§ Instruction:
Say how many lines of these entries include the word "ਜਨਕਪ", and answer with the number alone.

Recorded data
•••••
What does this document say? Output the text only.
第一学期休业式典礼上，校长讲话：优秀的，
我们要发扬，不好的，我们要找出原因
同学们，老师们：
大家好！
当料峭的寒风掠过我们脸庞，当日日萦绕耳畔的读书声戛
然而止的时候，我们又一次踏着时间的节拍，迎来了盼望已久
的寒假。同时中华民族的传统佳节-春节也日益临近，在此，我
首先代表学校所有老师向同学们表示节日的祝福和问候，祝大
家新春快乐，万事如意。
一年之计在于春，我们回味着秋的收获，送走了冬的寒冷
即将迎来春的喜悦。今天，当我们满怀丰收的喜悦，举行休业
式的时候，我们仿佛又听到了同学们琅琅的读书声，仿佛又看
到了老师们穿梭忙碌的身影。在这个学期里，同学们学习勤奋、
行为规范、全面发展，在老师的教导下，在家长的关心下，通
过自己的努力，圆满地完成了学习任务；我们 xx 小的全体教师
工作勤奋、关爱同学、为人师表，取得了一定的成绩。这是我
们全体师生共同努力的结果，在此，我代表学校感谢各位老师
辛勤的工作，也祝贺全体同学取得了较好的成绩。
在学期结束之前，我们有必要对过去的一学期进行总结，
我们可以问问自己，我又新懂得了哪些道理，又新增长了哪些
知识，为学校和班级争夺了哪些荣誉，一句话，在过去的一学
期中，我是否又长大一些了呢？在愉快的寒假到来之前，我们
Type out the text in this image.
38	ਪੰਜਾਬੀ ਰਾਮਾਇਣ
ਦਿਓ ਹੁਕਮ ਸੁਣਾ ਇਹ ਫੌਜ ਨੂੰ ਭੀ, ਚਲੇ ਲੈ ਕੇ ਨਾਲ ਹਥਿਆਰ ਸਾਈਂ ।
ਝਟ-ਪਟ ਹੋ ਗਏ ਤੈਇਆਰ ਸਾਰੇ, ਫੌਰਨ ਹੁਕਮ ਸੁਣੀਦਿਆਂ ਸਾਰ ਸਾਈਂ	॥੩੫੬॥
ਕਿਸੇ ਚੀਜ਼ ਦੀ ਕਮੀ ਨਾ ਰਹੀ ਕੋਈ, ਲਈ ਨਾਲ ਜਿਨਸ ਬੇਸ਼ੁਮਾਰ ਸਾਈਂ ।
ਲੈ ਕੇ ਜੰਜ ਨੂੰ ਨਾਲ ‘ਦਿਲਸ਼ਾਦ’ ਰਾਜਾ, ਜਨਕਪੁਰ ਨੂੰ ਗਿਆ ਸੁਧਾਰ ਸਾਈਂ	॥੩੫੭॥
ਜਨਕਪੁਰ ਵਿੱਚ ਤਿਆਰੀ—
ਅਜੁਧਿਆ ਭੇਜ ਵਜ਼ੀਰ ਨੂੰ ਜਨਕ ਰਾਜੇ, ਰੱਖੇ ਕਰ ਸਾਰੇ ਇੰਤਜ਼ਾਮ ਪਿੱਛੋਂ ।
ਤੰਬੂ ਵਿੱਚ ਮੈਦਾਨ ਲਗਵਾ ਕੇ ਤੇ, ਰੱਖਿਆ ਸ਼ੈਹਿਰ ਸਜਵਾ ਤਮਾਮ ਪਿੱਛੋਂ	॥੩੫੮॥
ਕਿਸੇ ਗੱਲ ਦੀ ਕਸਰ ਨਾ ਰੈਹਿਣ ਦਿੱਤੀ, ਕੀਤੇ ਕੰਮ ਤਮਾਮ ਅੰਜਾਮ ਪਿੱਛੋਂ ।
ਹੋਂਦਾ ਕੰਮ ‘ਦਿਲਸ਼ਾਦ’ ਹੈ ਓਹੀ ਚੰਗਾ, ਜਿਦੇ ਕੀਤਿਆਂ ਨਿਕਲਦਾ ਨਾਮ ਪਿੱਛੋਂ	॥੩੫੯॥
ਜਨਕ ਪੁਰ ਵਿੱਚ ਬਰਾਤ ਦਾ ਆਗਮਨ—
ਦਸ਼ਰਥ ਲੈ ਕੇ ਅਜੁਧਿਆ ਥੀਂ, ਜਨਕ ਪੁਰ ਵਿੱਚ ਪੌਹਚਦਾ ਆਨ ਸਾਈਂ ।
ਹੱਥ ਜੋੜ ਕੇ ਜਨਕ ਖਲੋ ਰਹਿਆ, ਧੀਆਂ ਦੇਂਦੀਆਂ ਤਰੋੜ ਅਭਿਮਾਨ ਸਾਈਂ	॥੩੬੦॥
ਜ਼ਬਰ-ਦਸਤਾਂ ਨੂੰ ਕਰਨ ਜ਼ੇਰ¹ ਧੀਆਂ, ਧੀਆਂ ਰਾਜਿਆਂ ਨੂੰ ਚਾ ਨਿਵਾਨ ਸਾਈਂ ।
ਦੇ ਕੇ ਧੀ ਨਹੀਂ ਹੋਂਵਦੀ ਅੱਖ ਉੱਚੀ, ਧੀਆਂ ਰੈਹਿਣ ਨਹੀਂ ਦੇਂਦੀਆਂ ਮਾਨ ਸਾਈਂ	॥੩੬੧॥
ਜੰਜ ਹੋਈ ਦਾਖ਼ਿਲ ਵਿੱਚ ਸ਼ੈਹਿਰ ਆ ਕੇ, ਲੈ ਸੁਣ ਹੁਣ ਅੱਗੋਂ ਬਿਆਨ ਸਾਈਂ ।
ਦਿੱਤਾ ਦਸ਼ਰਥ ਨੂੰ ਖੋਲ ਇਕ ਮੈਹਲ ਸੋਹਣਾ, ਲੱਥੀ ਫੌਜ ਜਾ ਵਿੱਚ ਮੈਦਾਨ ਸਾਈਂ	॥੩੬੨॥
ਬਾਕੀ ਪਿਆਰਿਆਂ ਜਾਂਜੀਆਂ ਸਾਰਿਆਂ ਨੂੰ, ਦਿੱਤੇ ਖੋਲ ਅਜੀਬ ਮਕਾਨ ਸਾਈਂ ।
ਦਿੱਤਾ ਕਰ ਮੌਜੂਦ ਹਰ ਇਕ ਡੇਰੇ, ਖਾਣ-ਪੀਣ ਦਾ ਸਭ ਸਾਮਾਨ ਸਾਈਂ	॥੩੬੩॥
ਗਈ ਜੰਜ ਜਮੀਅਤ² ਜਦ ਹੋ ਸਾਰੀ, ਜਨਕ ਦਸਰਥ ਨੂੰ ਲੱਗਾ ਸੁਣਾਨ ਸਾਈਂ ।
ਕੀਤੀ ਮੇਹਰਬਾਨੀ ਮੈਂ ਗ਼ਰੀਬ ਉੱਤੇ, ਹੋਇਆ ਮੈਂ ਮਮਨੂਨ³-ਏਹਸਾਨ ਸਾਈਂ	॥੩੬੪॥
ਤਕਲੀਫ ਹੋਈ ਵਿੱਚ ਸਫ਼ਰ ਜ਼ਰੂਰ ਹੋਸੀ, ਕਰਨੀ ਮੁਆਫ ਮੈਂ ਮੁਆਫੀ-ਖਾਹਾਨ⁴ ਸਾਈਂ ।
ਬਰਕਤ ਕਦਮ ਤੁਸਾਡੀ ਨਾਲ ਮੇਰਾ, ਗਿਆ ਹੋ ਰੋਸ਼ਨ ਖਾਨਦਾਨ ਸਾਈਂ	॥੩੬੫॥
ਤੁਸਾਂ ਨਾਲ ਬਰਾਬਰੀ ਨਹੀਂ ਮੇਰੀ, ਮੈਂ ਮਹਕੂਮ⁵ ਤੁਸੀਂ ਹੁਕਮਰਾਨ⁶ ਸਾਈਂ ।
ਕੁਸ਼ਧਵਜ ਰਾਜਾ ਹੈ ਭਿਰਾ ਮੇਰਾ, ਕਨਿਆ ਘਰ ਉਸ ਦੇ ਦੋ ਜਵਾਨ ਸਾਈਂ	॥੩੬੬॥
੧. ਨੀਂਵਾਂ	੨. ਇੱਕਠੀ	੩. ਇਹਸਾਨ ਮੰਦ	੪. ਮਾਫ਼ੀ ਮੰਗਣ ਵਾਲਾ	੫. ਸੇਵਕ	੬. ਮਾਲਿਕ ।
•••••
§ Solution to this exercise:
2